[Stored entries]
....................

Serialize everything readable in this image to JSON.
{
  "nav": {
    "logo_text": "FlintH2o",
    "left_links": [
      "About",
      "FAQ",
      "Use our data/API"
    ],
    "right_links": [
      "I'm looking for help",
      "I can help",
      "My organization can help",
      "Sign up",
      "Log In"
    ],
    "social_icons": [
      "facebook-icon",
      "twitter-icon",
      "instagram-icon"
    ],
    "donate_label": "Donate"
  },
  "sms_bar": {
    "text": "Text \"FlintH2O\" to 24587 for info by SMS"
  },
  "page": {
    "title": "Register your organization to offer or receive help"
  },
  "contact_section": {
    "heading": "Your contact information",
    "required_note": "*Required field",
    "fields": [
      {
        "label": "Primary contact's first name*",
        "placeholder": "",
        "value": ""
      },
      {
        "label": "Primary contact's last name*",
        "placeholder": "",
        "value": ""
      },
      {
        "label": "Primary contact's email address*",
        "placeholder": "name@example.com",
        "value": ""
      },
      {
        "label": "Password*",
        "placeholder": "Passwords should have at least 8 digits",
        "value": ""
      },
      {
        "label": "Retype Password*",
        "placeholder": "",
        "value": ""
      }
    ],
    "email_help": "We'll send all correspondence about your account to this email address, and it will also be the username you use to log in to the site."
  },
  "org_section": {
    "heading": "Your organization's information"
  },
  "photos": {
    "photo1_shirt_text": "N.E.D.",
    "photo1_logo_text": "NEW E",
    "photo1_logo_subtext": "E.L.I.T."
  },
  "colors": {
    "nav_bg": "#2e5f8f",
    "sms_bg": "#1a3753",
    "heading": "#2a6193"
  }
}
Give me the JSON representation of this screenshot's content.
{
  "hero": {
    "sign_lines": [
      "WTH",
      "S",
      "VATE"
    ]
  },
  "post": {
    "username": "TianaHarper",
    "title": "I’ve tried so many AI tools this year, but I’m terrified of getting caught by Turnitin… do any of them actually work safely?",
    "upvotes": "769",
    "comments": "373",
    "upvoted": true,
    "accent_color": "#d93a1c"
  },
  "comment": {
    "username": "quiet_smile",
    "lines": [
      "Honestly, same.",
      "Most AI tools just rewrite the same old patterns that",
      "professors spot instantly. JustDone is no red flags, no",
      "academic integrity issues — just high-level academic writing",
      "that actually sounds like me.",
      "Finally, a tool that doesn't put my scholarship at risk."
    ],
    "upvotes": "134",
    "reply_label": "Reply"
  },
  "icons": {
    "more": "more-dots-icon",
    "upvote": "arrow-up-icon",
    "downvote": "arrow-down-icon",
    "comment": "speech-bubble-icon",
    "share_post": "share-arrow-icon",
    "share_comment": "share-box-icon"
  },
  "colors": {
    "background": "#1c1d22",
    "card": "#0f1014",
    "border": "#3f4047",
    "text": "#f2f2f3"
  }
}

....................

What to do:
Find every line that has "this" in it, then return those lines.

Task answer:
Serialize everything readable in this image to JSON.
    "email_help": "We'll send all correspondence about your account to this email address, and it will also be the username you use to log in to the site."
Give me the JSON representation of this screenshot's content.
    "title": "I’ve tried so many AI tools this year, but I’m terrified of getting caught by Turnitin… do any of them actually work safely?",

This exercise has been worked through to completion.